Stated problem ::
Output every line below exactly.

Data excerpts ::

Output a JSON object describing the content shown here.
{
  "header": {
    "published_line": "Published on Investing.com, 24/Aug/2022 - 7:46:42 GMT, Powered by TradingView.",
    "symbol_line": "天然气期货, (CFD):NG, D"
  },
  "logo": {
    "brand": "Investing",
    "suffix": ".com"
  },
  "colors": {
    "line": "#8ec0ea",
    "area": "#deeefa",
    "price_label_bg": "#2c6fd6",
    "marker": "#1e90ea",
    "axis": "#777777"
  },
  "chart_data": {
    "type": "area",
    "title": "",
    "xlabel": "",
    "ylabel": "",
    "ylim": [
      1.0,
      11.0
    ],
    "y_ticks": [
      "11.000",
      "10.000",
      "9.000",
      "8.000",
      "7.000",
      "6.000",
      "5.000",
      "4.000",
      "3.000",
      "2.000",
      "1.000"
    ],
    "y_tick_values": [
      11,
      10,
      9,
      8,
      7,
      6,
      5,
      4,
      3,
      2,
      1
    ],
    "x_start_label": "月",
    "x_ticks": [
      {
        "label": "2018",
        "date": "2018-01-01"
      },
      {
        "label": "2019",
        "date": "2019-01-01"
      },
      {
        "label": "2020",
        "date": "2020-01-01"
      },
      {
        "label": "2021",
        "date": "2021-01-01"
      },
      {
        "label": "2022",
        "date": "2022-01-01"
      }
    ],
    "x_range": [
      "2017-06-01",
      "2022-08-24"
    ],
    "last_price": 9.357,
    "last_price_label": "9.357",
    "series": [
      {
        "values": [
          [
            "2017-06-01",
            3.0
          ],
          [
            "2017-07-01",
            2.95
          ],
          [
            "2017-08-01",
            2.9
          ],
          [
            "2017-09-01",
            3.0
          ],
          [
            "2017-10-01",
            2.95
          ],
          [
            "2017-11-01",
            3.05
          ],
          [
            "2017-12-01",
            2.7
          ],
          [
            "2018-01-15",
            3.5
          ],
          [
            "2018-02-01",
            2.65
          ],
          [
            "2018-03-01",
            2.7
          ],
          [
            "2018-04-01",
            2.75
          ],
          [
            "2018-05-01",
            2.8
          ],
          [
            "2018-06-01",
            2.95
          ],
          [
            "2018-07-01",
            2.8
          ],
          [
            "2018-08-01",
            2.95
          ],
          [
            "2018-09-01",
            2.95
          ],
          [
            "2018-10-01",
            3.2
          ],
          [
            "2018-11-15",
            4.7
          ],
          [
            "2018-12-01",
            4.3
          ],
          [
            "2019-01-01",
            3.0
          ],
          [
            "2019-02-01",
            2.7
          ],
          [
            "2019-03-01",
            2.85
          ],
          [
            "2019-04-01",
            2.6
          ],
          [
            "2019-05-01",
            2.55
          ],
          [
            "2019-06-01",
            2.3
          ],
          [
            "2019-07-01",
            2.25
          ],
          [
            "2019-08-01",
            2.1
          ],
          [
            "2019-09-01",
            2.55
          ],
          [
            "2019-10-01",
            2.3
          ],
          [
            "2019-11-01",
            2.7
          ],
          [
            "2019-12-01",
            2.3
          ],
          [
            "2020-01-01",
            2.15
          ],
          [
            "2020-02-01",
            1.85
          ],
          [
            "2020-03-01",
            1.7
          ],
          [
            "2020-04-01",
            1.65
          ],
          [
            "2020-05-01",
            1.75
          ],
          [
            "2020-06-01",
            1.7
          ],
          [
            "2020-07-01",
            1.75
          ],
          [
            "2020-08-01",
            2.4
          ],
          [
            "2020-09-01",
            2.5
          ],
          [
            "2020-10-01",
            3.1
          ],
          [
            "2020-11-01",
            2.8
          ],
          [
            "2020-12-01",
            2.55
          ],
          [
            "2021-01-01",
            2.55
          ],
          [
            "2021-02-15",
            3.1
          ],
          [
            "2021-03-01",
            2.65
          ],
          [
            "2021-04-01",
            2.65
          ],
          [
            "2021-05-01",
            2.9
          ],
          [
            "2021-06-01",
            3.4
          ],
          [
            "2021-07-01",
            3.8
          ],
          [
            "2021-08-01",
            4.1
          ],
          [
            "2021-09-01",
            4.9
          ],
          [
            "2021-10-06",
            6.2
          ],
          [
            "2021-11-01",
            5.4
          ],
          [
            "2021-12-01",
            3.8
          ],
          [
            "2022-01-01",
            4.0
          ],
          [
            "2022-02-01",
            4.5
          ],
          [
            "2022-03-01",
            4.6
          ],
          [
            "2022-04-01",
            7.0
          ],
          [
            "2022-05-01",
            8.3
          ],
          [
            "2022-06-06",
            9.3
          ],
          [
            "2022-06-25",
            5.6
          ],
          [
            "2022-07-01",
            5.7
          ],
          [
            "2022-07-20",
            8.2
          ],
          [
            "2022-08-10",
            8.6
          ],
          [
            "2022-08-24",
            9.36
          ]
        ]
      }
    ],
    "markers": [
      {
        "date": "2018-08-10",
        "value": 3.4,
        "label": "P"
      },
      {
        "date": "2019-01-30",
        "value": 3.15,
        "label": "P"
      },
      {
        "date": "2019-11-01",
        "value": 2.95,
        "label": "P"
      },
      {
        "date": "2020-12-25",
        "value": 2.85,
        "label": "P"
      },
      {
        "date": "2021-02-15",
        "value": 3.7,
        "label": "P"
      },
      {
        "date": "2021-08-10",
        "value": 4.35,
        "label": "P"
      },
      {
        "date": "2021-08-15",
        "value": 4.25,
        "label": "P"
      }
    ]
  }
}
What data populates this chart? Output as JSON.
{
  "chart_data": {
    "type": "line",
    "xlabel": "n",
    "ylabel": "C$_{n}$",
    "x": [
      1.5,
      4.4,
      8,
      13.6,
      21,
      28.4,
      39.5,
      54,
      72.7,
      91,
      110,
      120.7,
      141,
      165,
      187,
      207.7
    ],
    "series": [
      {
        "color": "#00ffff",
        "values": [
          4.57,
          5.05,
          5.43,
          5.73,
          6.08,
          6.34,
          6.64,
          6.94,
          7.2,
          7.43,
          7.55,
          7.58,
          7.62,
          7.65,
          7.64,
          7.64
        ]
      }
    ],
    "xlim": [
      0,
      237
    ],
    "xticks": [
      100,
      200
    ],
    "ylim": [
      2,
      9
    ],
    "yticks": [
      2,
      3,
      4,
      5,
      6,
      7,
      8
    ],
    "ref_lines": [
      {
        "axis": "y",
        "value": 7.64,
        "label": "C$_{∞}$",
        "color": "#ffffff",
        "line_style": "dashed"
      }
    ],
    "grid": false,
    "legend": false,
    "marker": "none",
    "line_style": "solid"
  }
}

Exercise result ::
Output a JSON object describing the content shown here.
{
  "header": {
    "published_line": "Published on Investing.com, 24/Aug/2022 - 7:46:42 GMT, Powered by TradingView.",
    "symbol_line": "天然气期货, (CFD):NG, D"
  },
  "logo": {
    "brand": "Investing",
    "suffix": ".com"
  },
  "colors": {
    "line": "#8ec0ea",
    "area": "#deeefa",
    "price_label_bg": "#2c6fd6",
    "marker": "#1e90ea",
    "axis": "#777777"
  },
  "chart_data": {
    "type": "area",
    "title": "",
    "xlabel": "",
    "ylabel": "",
    "ylim": [
      1.0,
      11.0
    ],
    "y_ticks": [
      "11.000",
      "10.000",
      "9.000",
      "8.000",
      "7.000",
      "6.000",
      "5.000",
      "4.000",
      "3.000",
      "2.000",
      "1.000"
    ],
    "y_tick_values": [
      11,
      10,
      9,
      8,
      7,
      6,
      5,
      4,
      3,
      2,
      1
    ],
    "x_start_label": "月",
    "x_ticks": [
      {
        "label": "2018",
        "date": "2018-01-01"
      },
      {
        "label": "2019",
        "date": "2019-01-01"
      },
      {
        "label": "2020",
        "date": "2020-01-01"
      },
      {
        "label": "2021",
        "date": "2021-01-01"
      },
      {
        "label": "2022",
        "date": "2022-01-01"
      }
    ],
    "x_range": [
      "2017-06-01",
      "2022-08-24"
    ],
    "last_price": 9.357,
    "last_price_label": "9.357",
    "series": [
      {
        "values": [
          [
            "2017-06-01",
            3.0
          ],
          [
            "2017-07-01",
            2.95
          ],
          [
            "2017-08-01",
            2.9
          ],
          [
            "2017-09-01",
            3.0
          ],
          [
            "2017-10-01",
            2.95
          ],
          [
            "2017-11-01",
            3.05
          ],
          [
            "2017-12-01",
            2.7
          ],
          [
            "2018-01-15",
            3.5
          ],
          [
            "2018-02-01",
            2.65
          ],
          [
            "2018-03-01",
            2.7
          ],
          [
            "2018-04-01",
            2.75
          ],
          [
            "2018-05-01",
            2.8
          ],
          [
            "2018-06-01",
            2.95
          ],
          [
            "2018-07-01",
            2.8
          ],
          [
            "2018-08-01",
            2.95
          ],
          [
            "2018-09-01",
            2.95
          ],
          [
            "2018-10-01",
            3.2
          ],
          [
            "2018-11-15",
            4.7
          ],
          [
            "2018-12-01",
            4.3
          ],
          [
            "2019-01-01",
            3.0
          ],
          [
            "2019-02-01",
            2.7
          ],
          [
            "2019-03-01",
            2.85
          ],
          [
            "2019-04-01",
            2.6
          ],
          [
            "2019-05-01",
            2.55
          ],
          [
            "2019-06-01",
            2.3
          ],
          [
            "2019-07-01",
            2.25
          ],
          [
            "2019-08-01",
            2.1
          ],
          [
            "2019-09-01",
            2.55
          ],
          [
            "2019-10-01",
            2.3
          ],
          [
            "2019-11-01",
            2.7
          ],
          [
            "2019-12-01",
            2.3
          ],
          [
            "2020-01-01",
            2.15
          ],
          [
            "2020-02-01",
            1.85
          ],
          [
            "2020-03-01",
            1.7
          ],
          [
            "2020-04-01",
            1.65
          ],
          [
            "2020-05-01",
            1.75
          ],
          [
            "2020-06-01",
            1.7
          ],
          [
            "2020-07-01",
            1.75
          ],
          [
            "2020-08-01",
            2.4
          ],
          [
            "2020-09-01",
            2.5
          ],
          [
            "2020-10-01",
            3.1
          ],
          [
            "2020-11-01",
            2.8
          ],
          [
            "2020-12-01",
            2.55
          ],
          [
            "2021-01-01",
            2.55
          ],
          [
            "2021-02-15",
            3.1
          ],
          [
            "2021-03-01",
            2.65
          ],
          [
            "2021-04-01",
            2.65
          ],
          [
            "2021-05-01",
            2.9
          ],
          [
            "2021-06-01",
            3.4
          ],
          [
            "2021-07-01",
            3.8
          ],
          [
            "2021-08-01",
            4.1
          ],
          [
            "2021-09-01",
            4.9
          ],
          [
            "2021-10-06",
            6.2
          ],
          [
            "2021-11-01",
            5.4
          ],
          [
            "2021-12-01",
            3.8
          ],
          [
            "2022-01-01",
            4.0
          ],
          [
            "2022-02-01",
            4.5
          ],
          [
            "2022-03-01",
            4.6
          ],
          [
            "2022-04-01",
            7.0
          ],
          [
            "2022-05-01",
            8.3
          ],
          [
            "2022-06-06",
            9.3
          ],
          [
            "2022-06-25",
            5.6
          ],
          [
            "2022-07-01",
            5.7
          ],
          [
            "2022-07-20",
            8.2
          ],
          [
            "2022-08-10",
            8.6
          ],
          [
            "2022-08-24",
            9.36
          ]
        ]
      }
    ],
    "markers": [
      {
        "date": "2018-08-10",
        "value": 3.4,
        "label": "P"
      },
      {
        "date": "2019-01-30",
        "value": 3.15,
        "label": "P"
      },
      {
        "date": "2019-11-01",
        "value": 2.95,
        "label": "P"
      },
      {
        "date": "2020-12-25",
        "value": 2.85,
        "label": "P"
      },
      {
        "date": "2021-02-15",
        "value": 3.7,
        "label": "P"
      },
      {
        "date": "2021-08-10",
        "value": 4.35,
        "label": "P"
      },
      {
        "date": "2021-08-15",
        "value": 4.25,
        "label": "P"
      }
    ]
  }
}
What data populates this chart? Output as JSON.
{
  "chart_data": {
    "type": "line",
    "xlabel": "n",
    "ylabel": "C$_{n}$",
    "x": [
      1.5,
      4.4,
      8,
      13.6,
      21,
      28.4,
      39.5,
      54,
      72.7,
      91,
      110,
      120.7,
      141,
      165,
      187,
      207.7
    ],
    "series": [
      {
        "color": "#00ffff",
        "values": [
          4.57,
          5.05,
          5.43,
          5.73,
          6.08,
          6.34,
          6.64,
          6.94,
          7.2,
          7.43,
          7.55,
          7.58,
          7.62,
          7.65,
          7.64,
          7.64
        ]
      }
    ],
    "xlim": [
      0,
      237
    ],
    "xticks": [
      100,
      200
    ],
    "ylim": [
      2,
      9
    ],
    "yticks": [
      2,
      3,
      4,
      5,
      6,
      7,
      8
    ],
    "ref_lines": [
      {
        "axis": "y",
        "value": 7.64,
        "label": "C$_{∞}$",
        "color": "#ffffff",
        "line_style": "dashed"
      }
    ],
    "grid": false,
    "legend": false,
    "marker": "none",
    "line_style": "solid"
  }
}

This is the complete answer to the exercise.